#### TASK DATA

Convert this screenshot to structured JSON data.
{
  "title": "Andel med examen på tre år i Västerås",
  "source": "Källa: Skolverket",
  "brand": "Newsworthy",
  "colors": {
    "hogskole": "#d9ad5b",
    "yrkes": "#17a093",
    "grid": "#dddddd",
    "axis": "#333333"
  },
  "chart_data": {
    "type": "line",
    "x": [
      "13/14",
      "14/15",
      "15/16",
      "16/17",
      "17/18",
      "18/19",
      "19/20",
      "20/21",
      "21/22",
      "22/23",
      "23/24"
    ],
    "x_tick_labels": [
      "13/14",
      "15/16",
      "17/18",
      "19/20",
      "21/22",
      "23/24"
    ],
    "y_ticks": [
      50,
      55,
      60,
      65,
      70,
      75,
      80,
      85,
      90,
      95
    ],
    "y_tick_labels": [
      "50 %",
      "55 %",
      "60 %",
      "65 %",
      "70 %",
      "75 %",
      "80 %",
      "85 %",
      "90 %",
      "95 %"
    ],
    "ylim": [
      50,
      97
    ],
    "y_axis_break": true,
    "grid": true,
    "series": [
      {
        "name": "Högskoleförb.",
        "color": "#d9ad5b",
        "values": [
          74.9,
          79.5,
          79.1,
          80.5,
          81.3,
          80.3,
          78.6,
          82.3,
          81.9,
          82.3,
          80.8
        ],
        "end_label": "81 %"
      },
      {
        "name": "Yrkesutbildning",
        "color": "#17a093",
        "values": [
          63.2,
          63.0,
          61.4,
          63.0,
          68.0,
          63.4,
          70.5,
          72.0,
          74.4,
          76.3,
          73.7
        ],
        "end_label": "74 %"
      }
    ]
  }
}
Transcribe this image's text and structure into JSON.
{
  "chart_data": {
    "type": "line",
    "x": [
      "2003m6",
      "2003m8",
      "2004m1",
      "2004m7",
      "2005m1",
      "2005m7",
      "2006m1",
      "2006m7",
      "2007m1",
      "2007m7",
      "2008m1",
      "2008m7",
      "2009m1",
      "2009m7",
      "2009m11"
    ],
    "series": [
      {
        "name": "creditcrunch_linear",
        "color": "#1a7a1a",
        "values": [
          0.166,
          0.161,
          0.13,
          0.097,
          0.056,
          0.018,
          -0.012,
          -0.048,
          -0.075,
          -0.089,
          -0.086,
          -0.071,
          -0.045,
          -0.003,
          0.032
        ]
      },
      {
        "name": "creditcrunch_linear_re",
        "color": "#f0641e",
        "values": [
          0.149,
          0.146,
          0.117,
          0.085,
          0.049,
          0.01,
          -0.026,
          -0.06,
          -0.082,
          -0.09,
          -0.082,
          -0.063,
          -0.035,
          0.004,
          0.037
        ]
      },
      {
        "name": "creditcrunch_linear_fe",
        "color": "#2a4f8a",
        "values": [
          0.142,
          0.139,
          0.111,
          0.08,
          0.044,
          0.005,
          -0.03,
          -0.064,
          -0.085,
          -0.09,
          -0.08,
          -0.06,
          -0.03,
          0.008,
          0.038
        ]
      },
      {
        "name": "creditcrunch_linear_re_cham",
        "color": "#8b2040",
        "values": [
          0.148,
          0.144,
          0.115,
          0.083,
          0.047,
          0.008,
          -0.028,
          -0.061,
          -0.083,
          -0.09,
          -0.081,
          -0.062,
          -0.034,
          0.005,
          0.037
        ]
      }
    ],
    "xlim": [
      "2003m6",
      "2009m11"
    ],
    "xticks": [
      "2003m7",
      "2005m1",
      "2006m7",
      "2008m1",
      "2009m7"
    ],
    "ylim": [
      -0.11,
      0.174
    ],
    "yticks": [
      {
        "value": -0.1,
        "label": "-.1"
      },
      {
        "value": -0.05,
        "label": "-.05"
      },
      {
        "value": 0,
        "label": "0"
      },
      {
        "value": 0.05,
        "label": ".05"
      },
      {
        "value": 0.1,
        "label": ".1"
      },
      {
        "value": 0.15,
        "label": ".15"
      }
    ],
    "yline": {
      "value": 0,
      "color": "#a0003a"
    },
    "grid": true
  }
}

########

### WHAT IS EXPECTED
Type out all of the material again, word for word.

### WRITTEN ANSWER
Convert this screenshot to structured JSON data.
{
  "title": "Andel med examen på tre år i Västerås",
  "source": "Källa: Skolverket",
  "brand": "Newsworthy",
  "colors": {
    "hogskole": "#d9ad5b",
    "yrkes": "#17a093",
    "grid": "#dddddd",
    "axis": "#333333"
  },
  "chart_data": {
    "type": "line",
    "x": [
      "13/14",
      "14/15",
      "15/16",
      "16/17",
      "17/18",
      "18/19",
      "19/20",
      "20/21",
      "21/22",
      "22/23",
      "23/24"
    ],
    "x_tick_labels": [
      "13/14",
      "15/16",
      "17/18",
      "19/20",
      "21/22",
      "23/24"
    ],
    "y_ticks": [
      50,
      55,
      60,
      65,
      70,
      75,
      80,
      85,
      90,
      95
    ],
    "y_tick_labels": [
      "50 %",
      "55 %",
      "60 %",
      "65 %",
      "70 %",
      "75 %",
      "80 %",
      "85 %",
      "90 %",
      "95 %"
    ],
    "ylim": [
      50,
      97
    ],
    "y_axis_break": true,
    "grid": true,
    "series": [
      {
        "name": "Högskoleförb.",
        "color": "#d9ad5b",
        "values": [
          74.9,
          79.5,
          79.1,
          80.5,
          81.3,
          80.3,
          78.6,
          82.3,
          81.9,
          82.3,
          80.8
        ],
        "end_label": "81 %"
      },
      {
        "name": "Yrkesutbildning",
        "color": "#17a093",
        "values": [
          63.2,
          63.0,
          61.4,
          63.0,
          68.0,
          63.4,
          70.5,
          72.0,
          74.4,
          76.3,
          73.7
        ],
        "end_label": "74 %"
      }
    ]
  }
}
Transcribe this image's text and structure into JSON.
{
  "chart_data": {
    "type": "line",
    "x": [
      "2003m6",
      "2003m8",
      "2004m1",
      "2004m7",
      "2005m1",
      "2005m7",
      "2006m1",
      "2006m7",
      "2007m1",
      "2007m7",
      "2008m1",
      "2008m7",
      "2009m1",
      "2009m7",
      "2009m11"
    ],
    "series": [
      {
        "name": "creditcrunch_linear",
        "color": "#1a7a1a",
        "values": [
          0.166,
          0.161,
          0.13,
          0.097,
          0.056,
          0.018,
          -0.012,
          -0.048,
          -0.075,
          -0.089,
          -0.086,
          -0.071,
          -0.045,
          -0.003,
          0.032
        ]
      },
      {
        "name": "creditcrunch_linear_re",
        "color": "#f0641e",
        "values": [
          0.149,
          0.146,
          0.117,
          0.085,
          0.049,
          0.01,
          -0.026,
          -0.06,
          -0.082,
          -0.09,
          -0.082,
          -0.063,
          -0.035,
          0.004,
          0.037
        ]
      },
      {
        "name": "creditcrunch_linear_fe",
        "color": "#2a4f8a",
        "values": [
          0.142,
          0.139,
          0.111,
          0.08,
          0.044,
          0.005,
          -0.03,
          -0.064,
          -0.085,
          -0.09,
          -0.08,
          -0.06,
          -0.03,
          0.008,
          0.038
        ]
      },
      {
        "name": "creditcrunch_linear_re_cham",
        "color": "#8b2040",
        "values": [
          0.148,
          0.144,
          0.115,
          0.083,
          0.047,
          0.008,
          -0.028,
          -0.061,
          -0.083,
          -0.09,
          -0.081,
          -0.062,
          -0.034,
          0.005,
          0.037
        ]
      }
    ],
    "xlim": [
      "2003m6",
      "2009m11"
    ],
    "xticks": [
      "2003m7",
      "2005m1",
      "2006m7",
      "2008m1",
      "2009m7"
    ],
    "ylim": [
      -0.11,
      0.174
    ],
    "yticks": [
      {
        "value": -0.1,
        "label": "-.1"
      },
      {
        "value": -0.05,
        "label": "-.05"
      },
      {
        "value": 0,
        "label": "0"
      },
      {
        "value": 0.05,
        "label": ".05"
      },
      {
        "value": 0.1,
        "label": ".1"
      },
      {
        "value": 0.15,
        "label": ".15"
      }
    ],
    "yline": {
      "value": 0,
      "color": "#a0003a"
    },
    "grid": true
  }
}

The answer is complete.